In the listing below, pick out lines with "Total".

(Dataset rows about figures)
——————————

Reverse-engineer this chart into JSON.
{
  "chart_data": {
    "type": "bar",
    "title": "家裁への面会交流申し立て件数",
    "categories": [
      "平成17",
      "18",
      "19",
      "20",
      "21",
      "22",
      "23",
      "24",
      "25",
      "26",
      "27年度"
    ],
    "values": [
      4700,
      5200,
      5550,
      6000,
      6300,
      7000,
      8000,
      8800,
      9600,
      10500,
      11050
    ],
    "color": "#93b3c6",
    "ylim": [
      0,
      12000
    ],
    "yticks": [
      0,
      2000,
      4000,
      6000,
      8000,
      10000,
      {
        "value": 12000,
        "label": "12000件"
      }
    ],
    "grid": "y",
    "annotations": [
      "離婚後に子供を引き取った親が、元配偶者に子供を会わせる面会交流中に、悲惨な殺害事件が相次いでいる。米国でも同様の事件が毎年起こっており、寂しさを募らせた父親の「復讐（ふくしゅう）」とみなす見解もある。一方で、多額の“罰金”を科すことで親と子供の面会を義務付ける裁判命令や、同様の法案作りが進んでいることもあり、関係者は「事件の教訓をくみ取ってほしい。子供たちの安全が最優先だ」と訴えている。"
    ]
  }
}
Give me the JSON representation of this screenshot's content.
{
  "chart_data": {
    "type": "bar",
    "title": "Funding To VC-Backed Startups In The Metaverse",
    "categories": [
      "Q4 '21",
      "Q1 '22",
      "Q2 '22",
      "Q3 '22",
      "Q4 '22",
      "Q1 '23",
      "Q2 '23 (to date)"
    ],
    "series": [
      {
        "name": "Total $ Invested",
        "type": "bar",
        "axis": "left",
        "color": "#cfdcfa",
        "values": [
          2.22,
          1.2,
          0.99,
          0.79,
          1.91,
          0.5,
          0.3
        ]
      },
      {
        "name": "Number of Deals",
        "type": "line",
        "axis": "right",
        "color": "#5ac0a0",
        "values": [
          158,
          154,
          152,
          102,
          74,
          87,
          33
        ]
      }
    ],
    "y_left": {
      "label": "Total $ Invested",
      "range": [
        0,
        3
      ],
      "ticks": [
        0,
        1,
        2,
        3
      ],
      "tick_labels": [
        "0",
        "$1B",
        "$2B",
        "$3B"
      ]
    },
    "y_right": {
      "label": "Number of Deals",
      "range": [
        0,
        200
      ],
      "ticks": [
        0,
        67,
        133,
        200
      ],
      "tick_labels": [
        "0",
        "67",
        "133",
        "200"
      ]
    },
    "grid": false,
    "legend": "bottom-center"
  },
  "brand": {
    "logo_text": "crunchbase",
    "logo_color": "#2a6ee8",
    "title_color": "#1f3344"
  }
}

——————————

### SOLUTION FOR THIS EXERCISE
        "name": "Total $ Invested",
      "label": "Total $ Invested",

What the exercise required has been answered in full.